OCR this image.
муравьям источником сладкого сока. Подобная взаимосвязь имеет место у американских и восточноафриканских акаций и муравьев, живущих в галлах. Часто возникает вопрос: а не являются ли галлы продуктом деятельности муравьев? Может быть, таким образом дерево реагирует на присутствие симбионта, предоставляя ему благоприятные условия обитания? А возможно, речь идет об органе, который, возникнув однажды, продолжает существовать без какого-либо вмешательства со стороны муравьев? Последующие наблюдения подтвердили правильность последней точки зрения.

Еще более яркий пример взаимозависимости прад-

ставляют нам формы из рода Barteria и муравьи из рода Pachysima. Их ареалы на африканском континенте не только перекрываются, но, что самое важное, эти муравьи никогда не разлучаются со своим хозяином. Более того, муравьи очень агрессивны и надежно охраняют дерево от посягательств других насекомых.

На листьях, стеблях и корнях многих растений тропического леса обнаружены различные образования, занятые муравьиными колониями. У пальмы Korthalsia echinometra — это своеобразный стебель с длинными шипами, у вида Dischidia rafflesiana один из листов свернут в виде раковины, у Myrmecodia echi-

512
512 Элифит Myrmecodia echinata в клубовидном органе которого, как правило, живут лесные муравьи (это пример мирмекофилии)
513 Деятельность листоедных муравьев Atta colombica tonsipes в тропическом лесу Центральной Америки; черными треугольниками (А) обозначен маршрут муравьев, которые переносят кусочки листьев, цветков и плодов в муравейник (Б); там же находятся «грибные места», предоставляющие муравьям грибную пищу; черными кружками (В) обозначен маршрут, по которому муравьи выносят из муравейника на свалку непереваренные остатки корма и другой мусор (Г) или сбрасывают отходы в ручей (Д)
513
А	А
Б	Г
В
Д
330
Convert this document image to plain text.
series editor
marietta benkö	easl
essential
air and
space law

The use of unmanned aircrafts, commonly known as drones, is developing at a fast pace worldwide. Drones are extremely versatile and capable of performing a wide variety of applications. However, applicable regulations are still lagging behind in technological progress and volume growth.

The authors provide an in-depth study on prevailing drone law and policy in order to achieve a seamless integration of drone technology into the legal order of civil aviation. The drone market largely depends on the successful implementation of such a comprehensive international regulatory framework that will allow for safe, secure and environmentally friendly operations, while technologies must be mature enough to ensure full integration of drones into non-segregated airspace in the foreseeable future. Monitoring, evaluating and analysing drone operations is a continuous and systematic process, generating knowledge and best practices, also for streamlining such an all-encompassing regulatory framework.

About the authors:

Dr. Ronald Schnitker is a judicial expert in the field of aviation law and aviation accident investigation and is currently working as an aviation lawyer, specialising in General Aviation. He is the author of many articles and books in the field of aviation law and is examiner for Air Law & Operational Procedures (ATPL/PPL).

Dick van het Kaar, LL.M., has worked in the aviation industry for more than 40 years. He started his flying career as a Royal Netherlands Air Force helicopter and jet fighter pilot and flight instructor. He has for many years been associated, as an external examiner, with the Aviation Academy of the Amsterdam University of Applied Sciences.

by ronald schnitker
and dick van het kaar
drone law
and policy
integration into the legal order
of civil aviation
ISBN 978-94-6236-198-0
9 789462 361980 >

* * * * *

Goal
Look through the material above. Copy each line where the word "органе" appears.

Written answer
муравьям источником сладкого сока. Подобная взаимосвязь имеет место у американских и восточноафриканских акаций и муравьев, живущих в галлах. Часто возникает вопрос: а не являются ли галлы продуктом деятельности муравьев? Может быть, таким образом дерево реагирует на присутствие симбионта, предоставляя ему благоприятные условия обитания? А возможно, речь идет об органе, который, возникнув однажды, продолжает существовать без какого-либо вмешательства со стороны муравьев? Последующие наблюдения подтвердили правильность последней точки зрения.
512 Элифит Myrmecodia echinata в клубовидном органе которого, как правило, живут лесные муравьи (это пример мирмекофилии)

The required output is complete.